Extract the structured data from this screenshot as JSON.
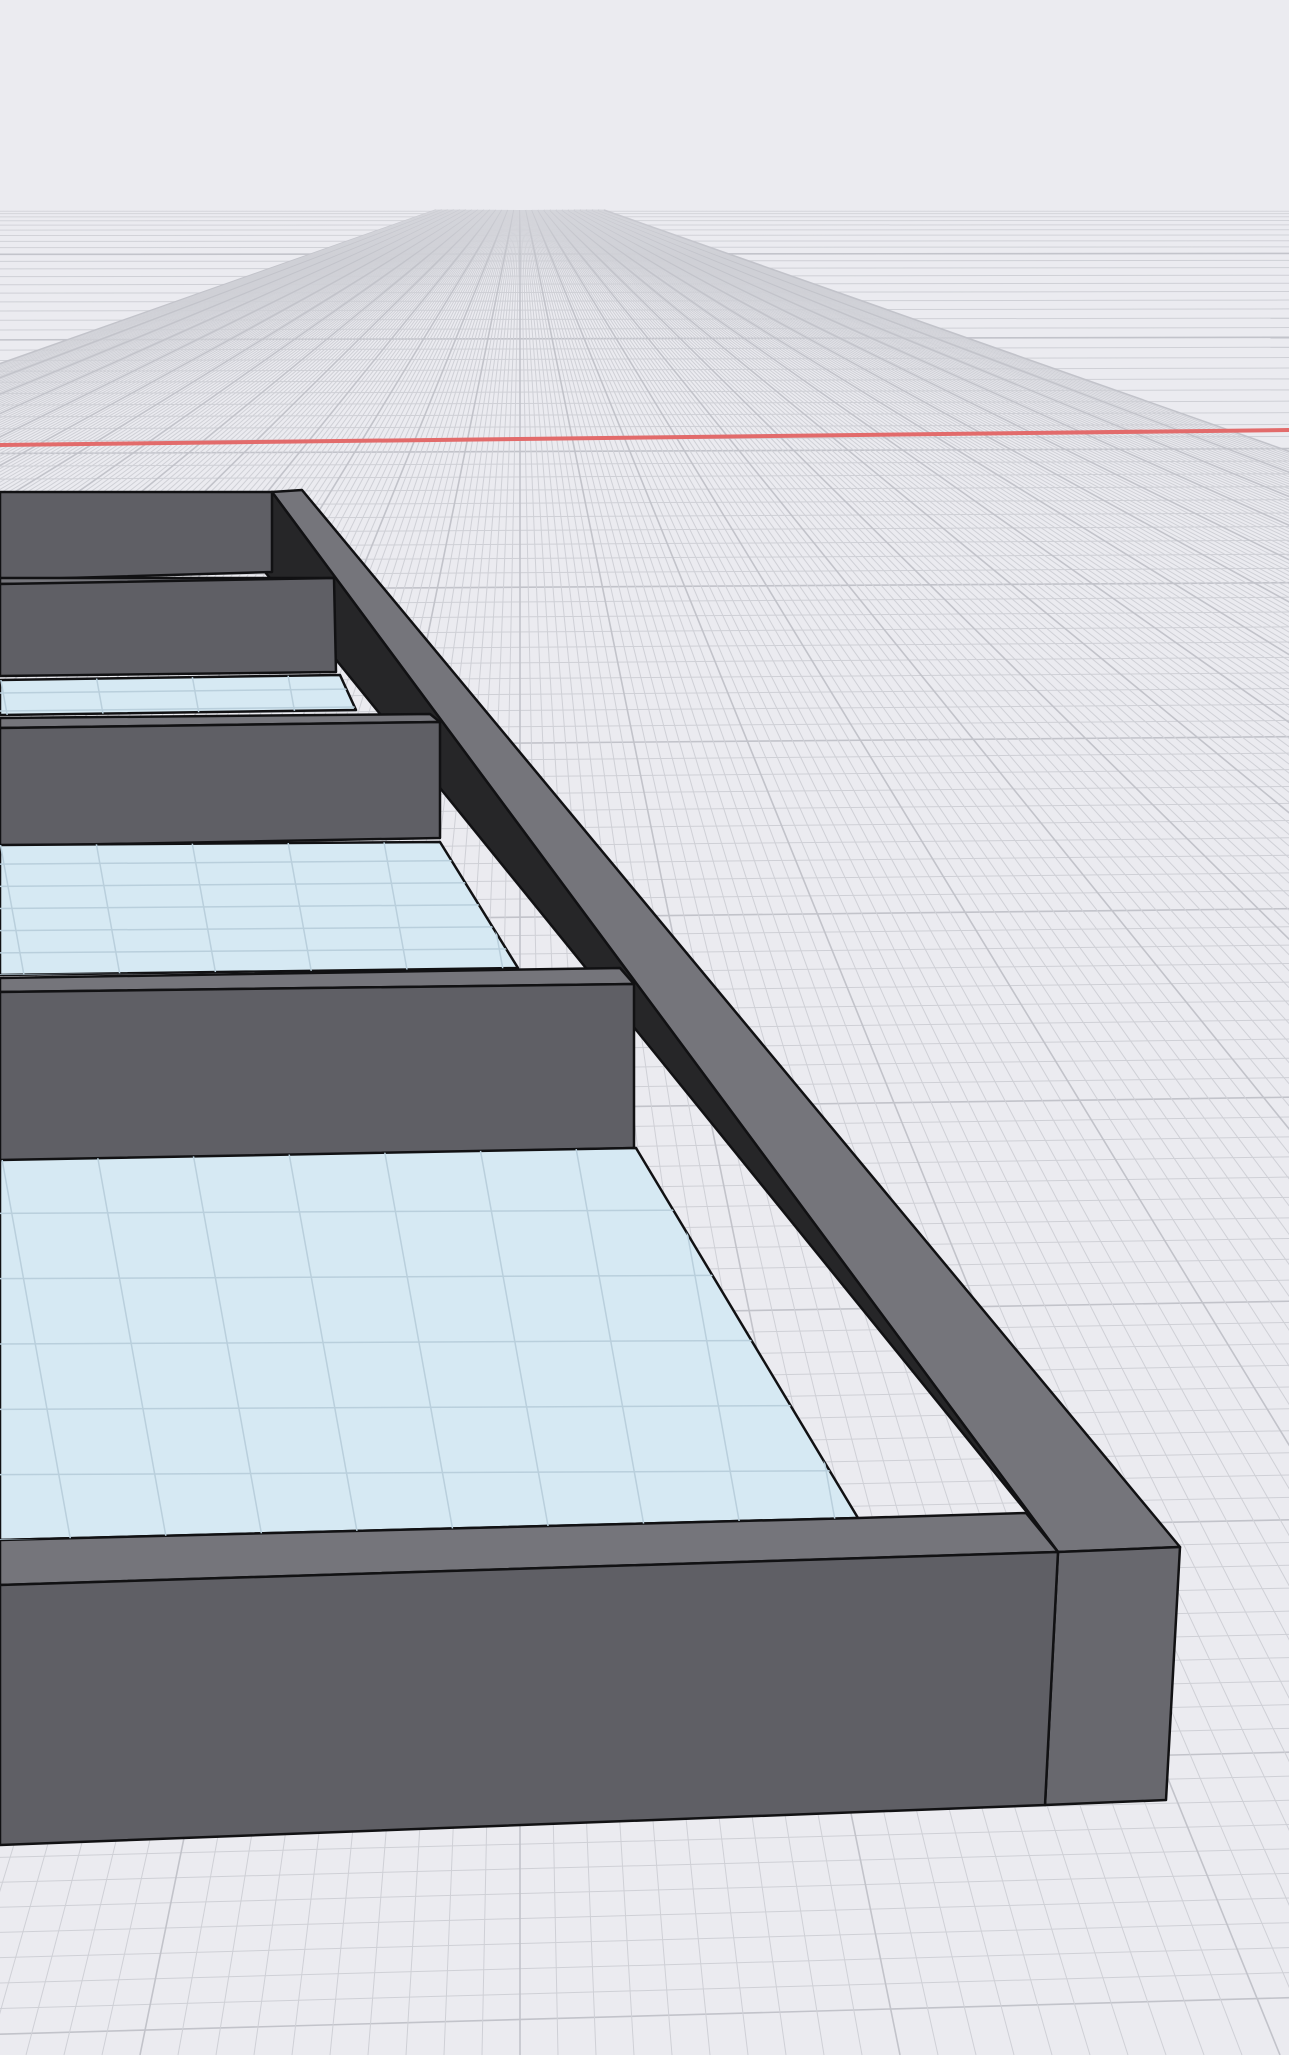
{
  "viewport": {
    "name": "3d-modeling-viewport",
    "colors": {
      "background": "#ebebf0",
      "horizon_fog": "#f4f4f7",
      "grid_line": "#cfd0d6",
      "grid_major_line": "#c2c3ca",
      "axis_x": "#e26b6b",
      "model_top": "#75757b",
      "model_front": "#5f5f65",
      "model_side": "#68686e",
      "model_inner_shadow": "#262628",
      "model_edge": "#111113",
      "floor_glass": "#d6e9f3",
      "floor_glass_grid": "#b9cfdc"
    },
    "visible_objects": [
      "ground-grid",
      "x-axis-line",
      "frame-model"
    ]
  }
}
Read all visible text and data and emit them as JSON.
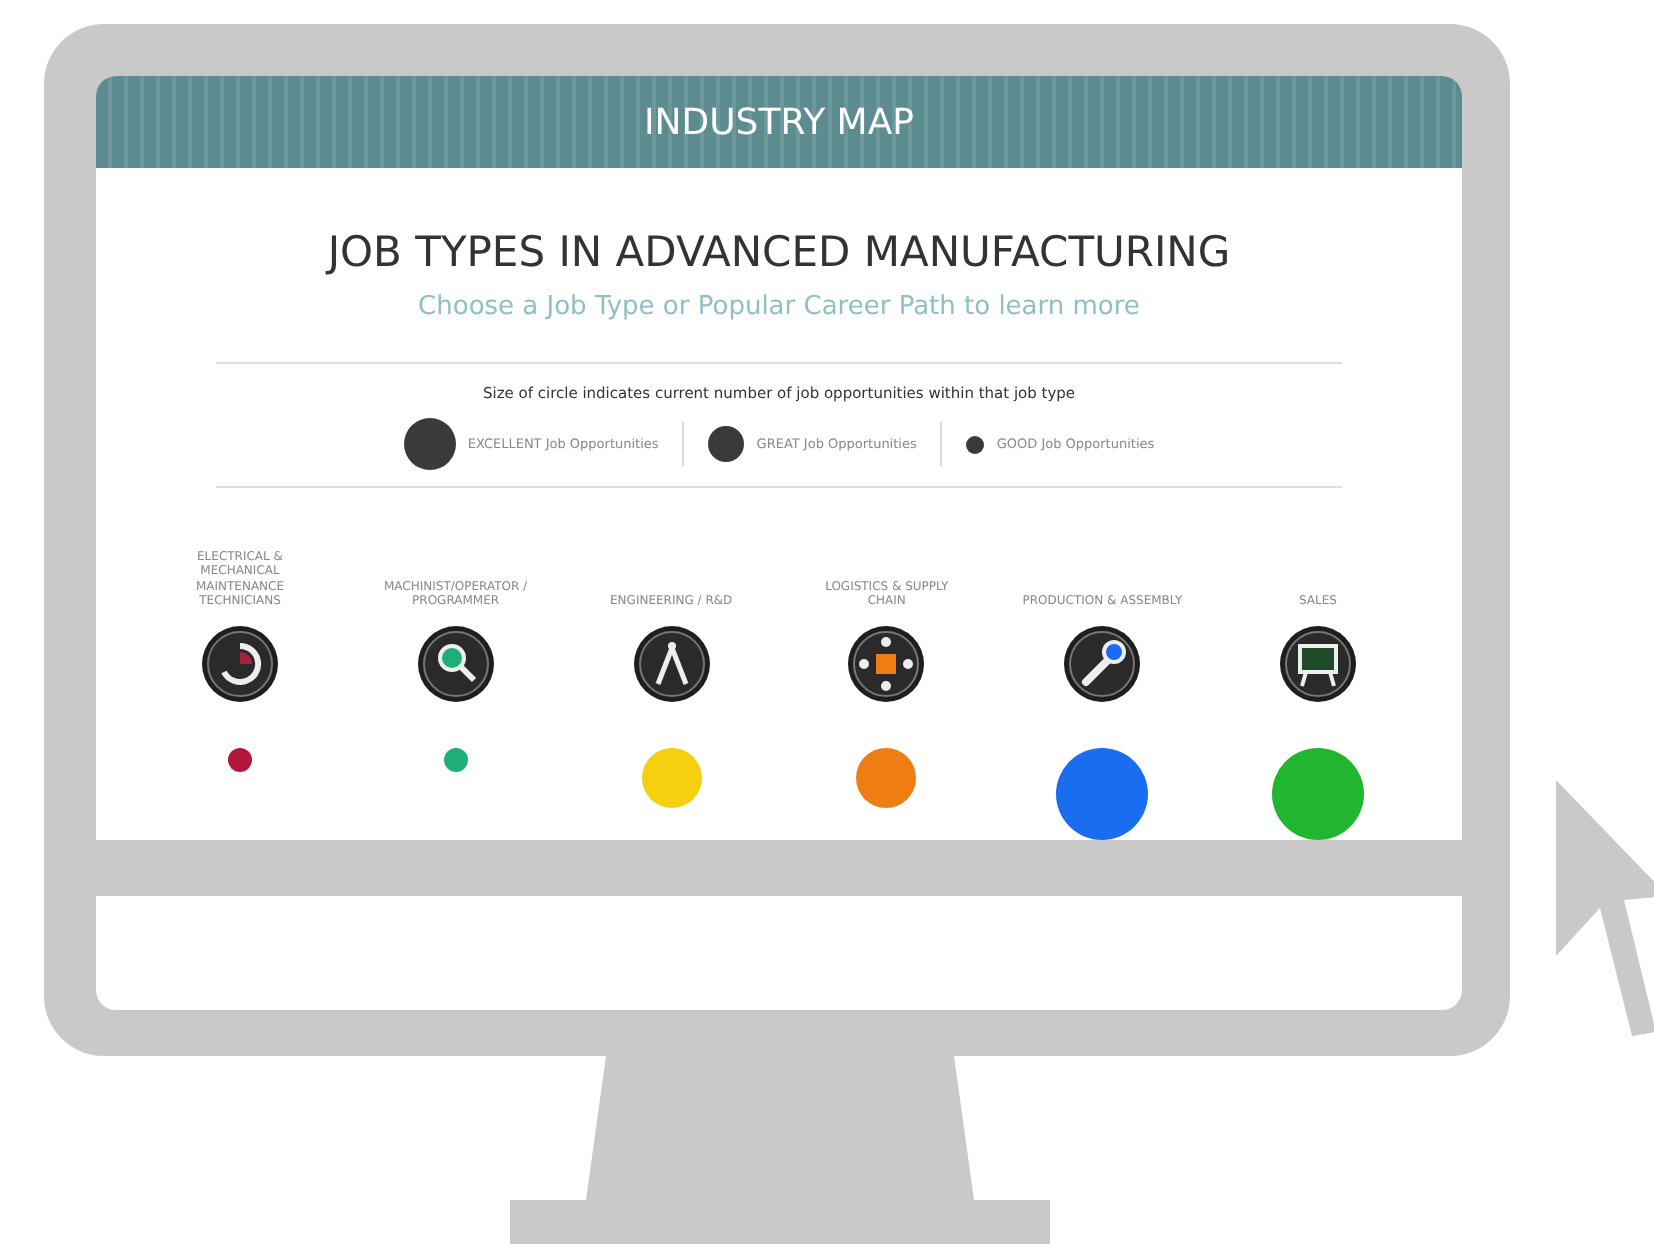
{
  "header": {
    "title": "INDUSTRY MAP"
  },
  "heading": "JOB TYPES IN ADVANCED MANUFACTURING",
  "subheading": "Choose a Job Type or Popular Career Path to learn more",
  "legend": {
    "caption": "Size of circle indicates current number of job opportunities within that job type",
    "items": [
      {
        "kind": "excellent",
        "label": "EXCELLENT Job Opportunities"
      },
      {
        "kind": "great",
        "label": "GREAT Job Opportunities"
      },
      {
        "kind": "good",
        "label": "GOOD Job Opportunities"
      }
    ]
  },
  "job_types": [
    {
      "label": "ELECTRICAL & MECHANICAL MAINTENANCE TECHNICIANS",
      "kind": "good",
      "color": "#b0173a"
    },
    {
      "label": "MACHINIST/OPERATOR / PROGRAMMER",
      "kind": "good",
      "color": "#1fae7a"
    },
    {
      "label": "ENGINEERING / R&D",
      "kind": "great",
      "color": "#f5d00f"
    },
    {
      "label": "LOGISTICS & SUPPLY CHAIN",
      "kind": "great",
      "color": "#f07d12"
    },
    {
      "label": "PRODUCTION & ASSEMBLY",
      "kind": "excellent",
      "color": "#1a6cf0"
    },
    {
      "label": "SALES",
      "kind": "excellent",
      "color": "#22b530"
    }
  ]
}
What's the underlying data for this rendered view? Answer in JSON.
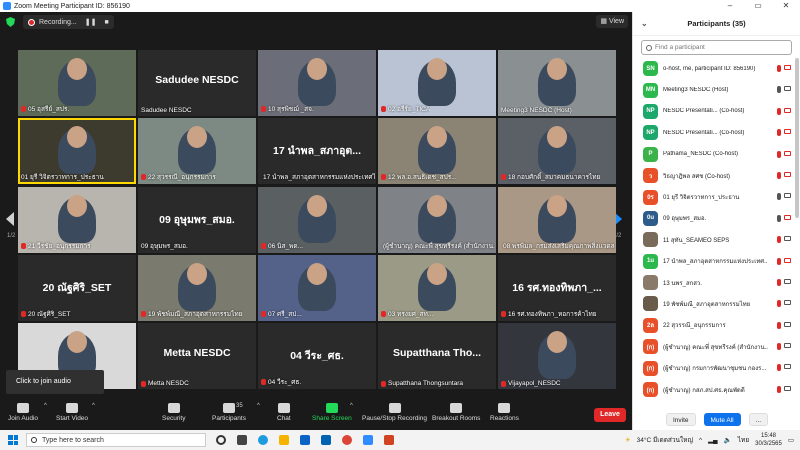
{
  "window": {
    "title": "Zoom Meeting Participant ID: 856190",
    "controls": [
      "–",
      "▭",
      "✕"
    ]
  },
  "topbar": {
    "recording_label": "Recording...",
    "view_label": "View"
  },
  "pager": {
    "left": "1/2",
    "right": "1/2"
  },
  "tiles": [
    {
      "label": "05 อุสรีย์_สปร.",
      "big": "",
      "kind": "video",
      "muted": true
    },
    {
      "label": "Sadudee NESDC",
      "big": "Sadudee NESDC",
      "kind": "name",
      "muted": false
    },
    {
      "label": "10 สุรพิชฌ์ _สจ.",
      "big": "",
      "kind": "video",
      "muted": true
    },
    {
      "label": "02 อรีรัย_TICA",
      "big": "",
      "kind": "video",
      "muted": true
    },
    {
      "label": "Meeting3 NESDC (Host)",
      "big": "",
      "kind": "video",
      "muted": false
    },
    {
      "label": "01 ยุรี วิจิตรวาทการ_ประธาน",
      "big": "",
      "kind": "video",
      "muted": false,
      "active": true
    },
    {
      "label": "22 สุวรรณี_อนุกรรมการ",
      "big": "",
      "kind": "video",
      "muted": true
    },
    {
      "label": "17 นำพล_สภาอุตสาหกรรมแห่งประเทศไทย",
      "big": "17 นำพล_สภาอุต...",
      "kind": "name",
      "muted": true
    },
    {
      "label": "12 พล.อ.สนธิเดช_สปร...",
      "big": "",
      "kind": "video",
      "muted": true
    },
    {
      "label": "18 กอบศักดิ์_สมาคมธนาคารไทย",
      "big": "",
      "kind": "video",
      "muted": true
    },
    {
      "label": "21 วีรชัย_อนุกรรมการ",
      "big": "",
      "kind": "video",
      "muted": true
    },
    {
      "label": "09 อุษุมพร_สมอ.",
      "big": "09 อุษุมพร_สมอ.",
      "kind": "name",
      "muted": false
    },
    {
      "label": "06 นิส_พด...",
      "big": "",
      "kind": "video",
      "muted": true
    },
    {
      "label": "(ผู้ชำนาญ) คณะพี่ สุขทรีรงค์ (สำนักงาน...",
      "big": "",
      "kind": "video",
      "muted": true
    },
    {
      "label": "08 พรพิมล_กรมส่งเสริมคุณภาพสิ่งแวดล...",
      "big": "",
      "kind": "video",
      "muted": true
    },
    {
      "label": "20 ณัฐศิริ_SET",
      "big": "20 ณัฐศิริ_SET",
      "kind": "name",
      "muted": true
    },
    {
      "label": "19 พัชพ์มณี_สภาอุตสาหกรรมไทย",
      "big": "",
      "kind": "video",
      "muted": true
    },
    {
      "label": "07 ศรี_สป...",
      "big": "",
      "kind": "video",
      "muted": true
    },
    {
      "label": "03 ทรงยศ_สท...",
      "big": "",
      "kind": "video",
      "muted": true
    },
    {
      "label": "16 รศ.ทองทิพภา_หอการค้าไทย",
      "big": "16 รศ.ทองทิพภา_...",
      "kind": "name",
      "muted": true
    },
    {
      "label": "",
      "big": "",
      "kind": "video",
      "muted": false
    },
    {
      "label": "Metta NESDC",
      "big": "Metta NESDC",
      "kind": "name",
      "muted": true
    },
    {
      "label": "04 วีระ_ศธ.",
      "big": "04 วีระ_ศธ.",
      "kind": "name",
      "muted": true
    },
    {
      "label": "Supatthana Thongsuntara",
      "big": "Supatthana Tho...",
      "kind": "name",
      "muted": true
    },
    {
      "label": "Vijayapol_NESDC",
      "big": "",
      "kind": "video",
      "muted": true
    }
  ],
  "tooltip": {
    "join_audio": "Click to join audio"
  },
  "toolbar": {
    "join_audio": "Join Audio",
    "start_video": "Start Video",
    "security": "Security",
    "participants": "Participants",
    "participants_count": "35",
    "chat": "Chat",
    "share_screen": "Share Screen",
    "pause_recording": "Pause/Stop Recording",
    "breakout_rooms": "Breakout Rooms",
    "reactions": "Reactions",
    "leave": "Leave"
  },
  "panel": {
    "title": "Participants (35)",
    "search_placeholder": "Find a participant",
    "participants": [
      {
        "initials": "SN",
        "color": "#2db84d",
        "name": "o-host, me, participant ID: 856190)",
        "video": false,
        "mic": false
      },
      {
        "initials": "MN",
        "color": "#2db84d",
        "name": "Meeting3 NESDC (Host)",
        "video": true,
        "mic": true
      },
      {
        "initials": "NP",
        "color": "#1ca76b",
        "name": "NESDC Presentati... (Co-host)",
        "video": false,
        "mic": false
      },
      {
        "initials": "NP",
        "color": "#1ca76b",
        "name": "NESDC Presentati... (Co-host)",
        "video": false,
        "mic": false
      },
      {
        "initials": "P",
        "color": "#3bb34a",
        "name": "Pathama_NESDC (Co-host)",
        "video": false,
        "mic": false
      },
      {
        "initials": "ว",
        "color": "#e8502a",
        "name": "วิธญาฎิพล สศช (Co-host)",
        "video": false,
        "mic": false
      },
      {
        "initials": "0ร",
        "color": "#e8502a",
        "name": "01 ยุรี วิจิตรวาทการ_ประธาน",
        "video": true,
        "mic": true
      },
      {
        "initials": "0u",
        "color": "#2e5c8a",
        "name": "09 อุษุมพร_สมอ.",
        "video": false,
        "mic": true
      },
      {
        "initials": "",
        "color": "#7a6a5a",
        "name": "11 สุทัน_SEAMEO SEPS",
        "video": true,
        "mic": false
      },
      {
        "initials": "1u",
        "color": "#2db84d",
        "name": "17 นำพล_สภาอุตสาหกรรมแห่งประเทศ...",
        "video": false,
        "mic": false
      },
      {
        "initials": "",
        "color": "#8a7a6a",
        "name": "13 นพร_สกสว.",
        "video": true,
        "mic": false
      },
      {
        "initials": "",
        "color": "#6a5a4a",
        "name": "19 พัชพ์มณี_สภาอุตสาหกรรมไทย",
        "video": true,
        "mic": false
      },
      {
        "initials": "2ล",
        "color": "#e8502a",
        "name": "22 สุวรรณี_อนุกรรมการ",
        "video": true,
        "mic": false
      },
      {
        "initials": "(ก)",
        "color": "#e8502a",
        "name": "(ผู้ชำนาญ) คณะพี่ สุขทรีรงค์ (สำนักงาน...",
        "video": true,
        "mic": false
      },
      {
        "initials": "(ก)",
        "color": "#e8502a",
        "name": "(ผู้ชำนาญ) กรมการพัฒนาชุมชน กองร...",
        "video": true,
        "mic": false
      },
      {
        "initials": "(ก)",
        "color": "#e8502a",
        "name": "(ผู้ชำนาญ) กสภ.สป.ศธ.คุณพัดดี",
        "video": true,
        "mic": false
      }
    ],
    "invite": "Invite",
    "mute_all": "Mute All",
    "more": "..."
  },
  "taskbar": {
    "search_placeholder": "Type here to search",
    "weather": "34°C มีเดดส่วนใหญ่",
    "lang": "ไทย",
    "time": "15:48",
    "date": "30/3/2565"
  }
}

WHAT YOU SHOULD DO:
Copy all lines of the listing above that contain the string "viewport".

COMPLETED EXERCISE:
  "viewport": {
    "name": "3d-modeling-viewport",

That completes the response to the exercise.